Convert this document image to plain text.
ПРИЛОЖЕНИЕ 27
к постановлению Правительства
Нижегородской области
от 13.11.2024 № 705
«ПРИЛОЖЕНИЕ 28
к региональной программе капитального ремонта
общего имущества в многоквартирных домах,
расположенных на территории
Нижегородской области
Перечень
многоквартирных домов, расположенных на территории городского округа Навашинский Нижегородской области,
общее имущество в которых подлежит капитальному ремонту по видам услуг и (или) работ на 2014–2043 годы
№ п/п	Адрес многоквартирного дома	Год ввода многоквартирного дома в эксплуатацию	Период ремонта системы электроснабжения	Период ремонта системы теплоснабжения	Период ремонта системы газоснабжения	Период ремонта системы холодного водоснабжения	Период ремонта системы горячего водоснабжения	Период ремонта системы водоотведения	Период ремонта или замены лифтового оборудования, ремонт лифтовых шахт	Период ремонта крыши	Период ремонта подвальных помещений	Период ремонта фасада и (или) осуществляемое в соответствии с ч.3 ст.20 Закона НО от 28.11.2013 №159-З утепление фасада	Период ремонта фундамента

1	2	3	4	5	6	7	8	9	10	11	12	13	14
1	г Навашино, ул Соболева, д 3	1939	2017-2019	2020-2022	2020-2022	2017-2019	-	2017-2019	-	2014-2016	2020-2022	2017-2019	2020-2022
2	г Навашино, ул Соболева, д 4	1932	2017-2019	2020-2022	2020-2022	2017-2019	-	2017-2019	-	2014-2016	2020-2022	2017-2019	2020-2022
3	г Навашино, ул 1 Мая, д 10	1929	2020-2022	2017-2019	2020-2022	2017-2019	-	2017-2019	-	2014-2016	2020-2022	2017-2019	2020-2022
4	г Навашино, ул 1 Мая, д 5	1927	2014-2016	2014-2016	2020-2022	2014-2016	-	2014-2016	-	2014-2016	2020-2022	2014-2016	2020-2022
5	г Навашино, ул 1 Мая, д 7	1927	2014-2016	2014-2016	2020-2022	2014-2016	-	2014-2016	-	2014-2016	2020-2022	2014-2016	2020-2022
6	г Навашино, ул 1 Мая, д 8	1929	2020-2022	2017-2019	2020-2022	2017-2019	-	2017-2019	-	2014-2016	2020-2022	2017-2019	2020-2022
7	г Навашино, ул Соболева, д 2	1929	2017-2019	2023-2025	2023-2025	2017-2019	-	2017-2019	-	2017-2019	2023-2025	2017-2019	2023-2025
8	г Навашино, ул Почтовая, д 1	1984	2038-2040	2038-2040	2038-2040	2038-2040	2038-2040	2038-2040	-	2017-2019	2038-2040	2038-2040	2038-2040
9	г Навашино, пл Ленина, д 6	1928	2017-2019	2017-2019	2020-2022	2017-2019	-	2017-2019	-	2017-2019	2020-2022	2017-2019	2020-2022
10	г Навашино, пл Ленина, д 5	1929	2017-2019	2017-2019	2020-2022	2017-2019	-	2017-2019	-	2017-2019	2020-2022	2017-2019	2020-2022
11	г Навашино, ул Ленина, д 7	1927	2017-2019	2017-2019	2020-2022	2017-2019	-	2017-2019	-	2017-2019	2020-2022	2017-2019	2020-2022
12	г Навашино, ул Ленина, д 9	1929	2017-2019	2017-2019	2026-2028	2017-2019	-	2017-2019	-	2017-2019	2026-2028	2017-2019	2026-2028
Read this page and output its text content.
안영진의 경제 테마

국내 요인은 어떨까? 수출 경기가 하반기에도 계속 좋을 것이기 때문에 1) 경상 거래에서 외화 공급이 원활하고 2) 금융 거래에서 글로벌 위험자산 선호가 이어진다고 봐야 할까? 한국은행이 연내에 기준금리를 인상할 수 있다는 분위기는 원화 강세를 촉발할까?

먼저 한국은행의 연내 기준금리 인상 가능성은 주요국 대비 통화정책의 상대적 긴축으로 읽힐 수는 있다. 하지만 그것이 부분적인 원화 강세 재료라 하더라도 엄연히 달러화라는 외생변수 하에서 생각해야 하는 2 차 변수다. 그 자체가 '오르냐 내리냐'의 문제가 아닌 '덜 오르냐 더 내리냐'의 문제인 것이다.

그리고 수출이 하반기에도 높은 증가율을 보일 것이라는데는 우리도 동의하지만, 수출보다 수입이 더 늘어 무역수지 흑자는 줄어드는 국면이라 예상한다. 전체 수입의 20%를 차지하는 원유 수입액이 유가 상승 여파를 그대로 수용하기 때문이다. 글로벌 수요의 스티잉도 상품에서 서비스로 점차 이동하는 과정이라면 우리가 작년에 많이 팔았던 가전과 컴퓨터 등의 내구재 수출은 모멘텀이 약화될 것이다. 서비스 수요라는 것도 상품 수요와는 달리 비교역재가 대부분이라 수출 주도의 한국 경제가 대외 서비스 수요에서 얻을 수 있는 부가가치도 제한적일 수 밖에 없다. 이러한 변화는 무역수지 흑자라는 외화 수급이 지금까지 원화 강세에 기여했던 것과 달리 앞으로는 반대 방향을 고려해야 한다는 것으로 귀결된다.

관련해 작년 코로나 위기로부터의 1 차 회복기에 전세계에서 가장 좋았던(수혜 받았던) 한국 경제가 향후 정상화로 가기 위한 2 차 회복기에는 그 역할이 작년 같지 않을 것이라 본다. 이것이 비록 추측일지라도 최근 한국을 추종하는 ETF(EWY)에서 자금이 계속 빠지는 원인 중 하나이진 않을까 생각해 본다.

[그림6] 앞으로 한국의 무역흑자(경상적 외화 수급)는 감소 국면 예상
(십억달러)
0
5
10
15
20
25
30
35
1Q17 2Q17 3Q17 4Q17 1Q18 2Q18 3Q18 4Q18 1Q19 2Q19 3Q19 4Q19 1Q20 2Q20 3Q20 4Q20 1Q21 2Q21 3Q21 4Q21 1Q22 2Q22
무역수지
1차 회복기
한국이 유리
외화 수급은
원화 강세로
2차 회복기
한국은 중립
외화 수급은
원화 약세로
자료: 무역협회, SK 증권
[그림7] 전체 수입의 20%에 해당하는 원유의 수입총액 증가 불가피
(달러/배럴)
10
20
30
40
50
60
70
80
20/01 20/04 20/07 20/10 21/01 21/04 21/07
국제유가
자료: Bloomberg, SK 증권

### Stated problem
Produce an exact copy of the lines from the one containing "Read this page and output its text content." through the last line, and of nothing else.

### Answer in full
Read this page and output its text content.
안영진의 경제 테마

국내 요인은 어떨까? 수출 경기가 하반기에도 계속 좋을 것이기 때문에 1) 경상 거래에서 외화 공급이 원활하고 2) 금융 거래에서 글로벌 위험자산 선호가 이어진다고 봐야 할까? 한국은행이 연내에 기준금리를 인상할 수 있다는 분위기는 원화 강세를 촉발할까?

먼저 한국은행의 연내 기준금리 인상 가능성은 주요국 대비 통화정책의 상대적 긴축으로 읽힐 수는 있다. 하지만 그것이 부분적인 원화 강세 재료라 하더라도 엄연히 달러화라는 외생변수 하에서 생각해야 하는 2 차 변수다. 그 자체가 '오르냐 내리냐'의 문제가 아닌 '덜 오르냐 더 내리냐'의 문제인 것이다.

그리고 수출이 하반기에도 높은 증가율을 보일 것이라는데는 우리도 동의하지만, 수출보다 수입이 더 늘어 무역수지 흑자는 줄어드는 국면이라 예상한다. 전체 수입의 20%를 차지하는 원유 수입액이 유가 상승 여파를 그대로 수용하기 때문이다. 글로벌 수요의 스티잉도 상품에서 서비스로 점차 이동하는 과정이라면 우리가 작년에 많이 팔았던 가전과 컴퓨터 등의 내구재 수출은 모멘텀이 약화될 것이다. 서비스 수요라는 것도 상품 수요와는 달리 비교역재가 대부분이라 수출 주도의 한국 경제가 대외 서비스 수요에서 얻을 수 있는 부가가치도 제한적일 수 밖에 없다. 이러한 변화는 무역수지 흑자라는 외화 수급이 지금까지 원화 강세에 기여했던 것과 달리 앞으로는 반대 방향을 고려해야 한다는 것으로 귀결된다.

관련해 작년 코로나 위기로부터의 1 차 회복기에 전세계에서 가장 좋았던(수혜 받았던) 한국 경제가 향후 정상화로 가기 위한 2 차 회복기에는 그 역할이 작년 같지 않을 것이라 본다. 이것이 비록 추측일지라도 최근 한국을 추종하는 ETF(EWY)에서 자금이 계속 빠지는 원인 중 하나이진 않을까 생각해 본다.

[그림6] 앞으로 한국의 무역흑자(경상적 외화 수급)는 감소 국면 예상
(십억달러)
0
5
10
15
20
25
30
35
1Q17 2Q17 3Q17 4Q17 1Q18 2Q18 3Q18 4Q18 1Q19 2Q19 3Q19 4Q19 1Q20 2Q20 3Q20 4Q20 1Q21 2Q21 3Q21 4Q21 1Q22 2Q22
무역수지
1차 회복기
한국이 유리
외화 수급은
원화 강세로
2차 회복기
한국은 중립
외화 수급은
원화 약세로
자료: 무역협회, SK 증권
[그림7] 전체 수입의 20%에 해당하는 원유의 수입총액 증가 불가피
(달러/배럴)
10
20
30
40
50
60
70
80
20/01 20/04 20/07 20/10 21/01 21/04 21/07
국제유가
자료: Bloomberg, SK 증권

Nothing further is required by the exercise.